**DIRECTIVE 1**
Copy the article on birding in Belize word for word, from "Record species count" up to and including "raptors and hummingbirds.".
**DIRECTIVE 2**
Pick up the article on birding in Belize after its last sentence and keep writing it.

**PASSAGE PROVIDED**
______________________________

By Anders and Beverly Gyllenhaal
We hadn’t even left the airport in Belize City when the birds started showing up.

More than a dozen Forked-tailed Flycatchers clung to the airport fence, their long tails scissoring in the win. A Great Kiskadee perched on a railing, calling its name. Northern Jacanas picked their way through the grass near the runway.
Tropical kingbirds, seedeaters, egrets, herons, doves and even a hawk appeared despite the roar of jet engines and traffic on the edge of Belize’s biggest city.
We were headed into the Belize interior for a week long birding trip. But from the very start, we found birds everywhere we went across this tiny country that straddles the Caribbean and Central America and draws species from both.


At one point, while speeding through a desolate stretch of highway, our guide and host, Eric Tut, suddenly swerved off the road and jumped out onto the shoulder as cars whizzed by a few feet away. A Jabiru Stork — one of Belize’s most prized species and the tallest flying bird in the Americas — stood in a nearby marsh, slowly stretching its enormous wings.
Moments like that happened all week long.
Record species count per square mile

Latin America boasts the greatest diversity of birds on Earth, with roughly a third of the globe’s 11,000 species. The biggest totals come from giant countries such as Colombia, Peru, Brazil and Ecuador.
And yet Belize — often overlooked as a birding destination — outdoes them all in the number of bird species per square mile.
Part of the reason is that Belize is small. You can drive across the country in a couple of hours. The bigger reason is its broad range of habitats. Within a short distance you can move from mangrove-lined barrier islands and coastal lagoons to lowland tropical forests, wetlands, rivers and the foothills of the Maya Mountains.

Altogether, Belize hosts about 610 bird species, including toucans, parrots, motmots, macaws, curassows, tanagers, flycatchers, raptors and hummingbirds.

“There are so many different habitats that are easy to reach,’’ said Tut, one of the country’s top guides whose family runs the Chrystal Paradise birding lodge in San Ignacio. “The beauty of Belize is you can bird in the Mayan ruins. You can go to the coastline. People find they can see so many species in a week. The other day we had 100 species in 24 hours.”

______________________________

**DATA SEGMENT**
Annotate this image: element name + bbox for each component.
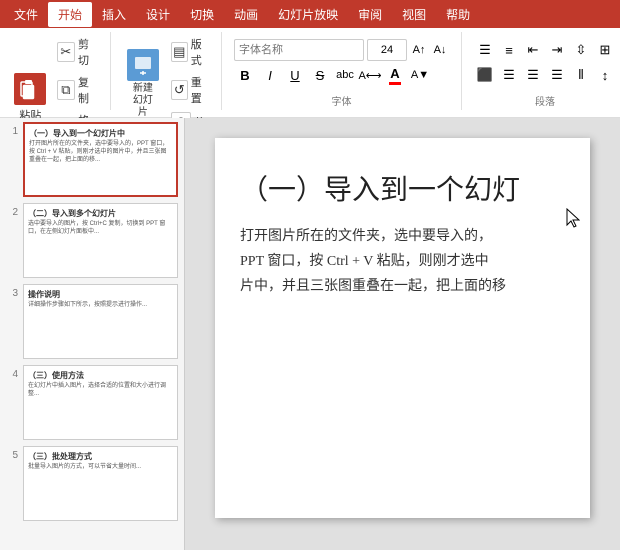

______________________________

**OUTPUT 1**
Record species count per square mile

Latin America boasts the greatest diversity of birds on Earth, with roughly a third of the globe’s 11,000 species. The biggest totals come from giant countries such as Colombia, Peru, Brazil and Ecuador.
And yet Belize — often overlooked as a birding destination — outdoes them all in the number of bird species per square mile.
Part of the reason is that Belize is small. You can drive across the country in a couple of hours. The bigger reason is its broad range of habitats. Within a short distance you can move from mangrove-lined barrier islands and coastal lagoons to lowland tropical forests, wetlands, rivers and the foothills of the Maya Mountains.

Altogether, Belize hosts about 610 bird species, including toucans, parrots, motmots, macaws, curassows, tanagers, flycatchers, raptors and hummingbirds.

**OUTPUT 2**
Raptors everywhere we went

Some of our most memorable moments came during a night outing when we found a Northern Potoo. The ghostlike bird sat motionless on a roadside post, invisible against the wood were it not for its outsized yellow eyes.
Another highlight was taking a boat through the pristine wetlands of Crooked Tree Wildlife Sanctuary, where herons, storks, raptors and kingfishers waited around every bend.
And then there was a glimpse of the Orange-breasted Falcon, among the country’s most endangered raptor that nests on remote cliffs deep in the Maya Mountains.
What I loved the most was the sheer number of hawks, eagles and kites, my favorite species. Every day we encountered a raptor we had never seen before — including the stately Black-breasted Hawk at Crooked Tree and the pale, long-legged Laughing Falcon perched just outside one of the lodges where we stayed.
A crossroads in the hemisphere

Some of Belize’s birding magic comes down to geography. Tucked into the southeast corner of the Yucatán Peninsula, the country sits at the intersection of three bird worlds.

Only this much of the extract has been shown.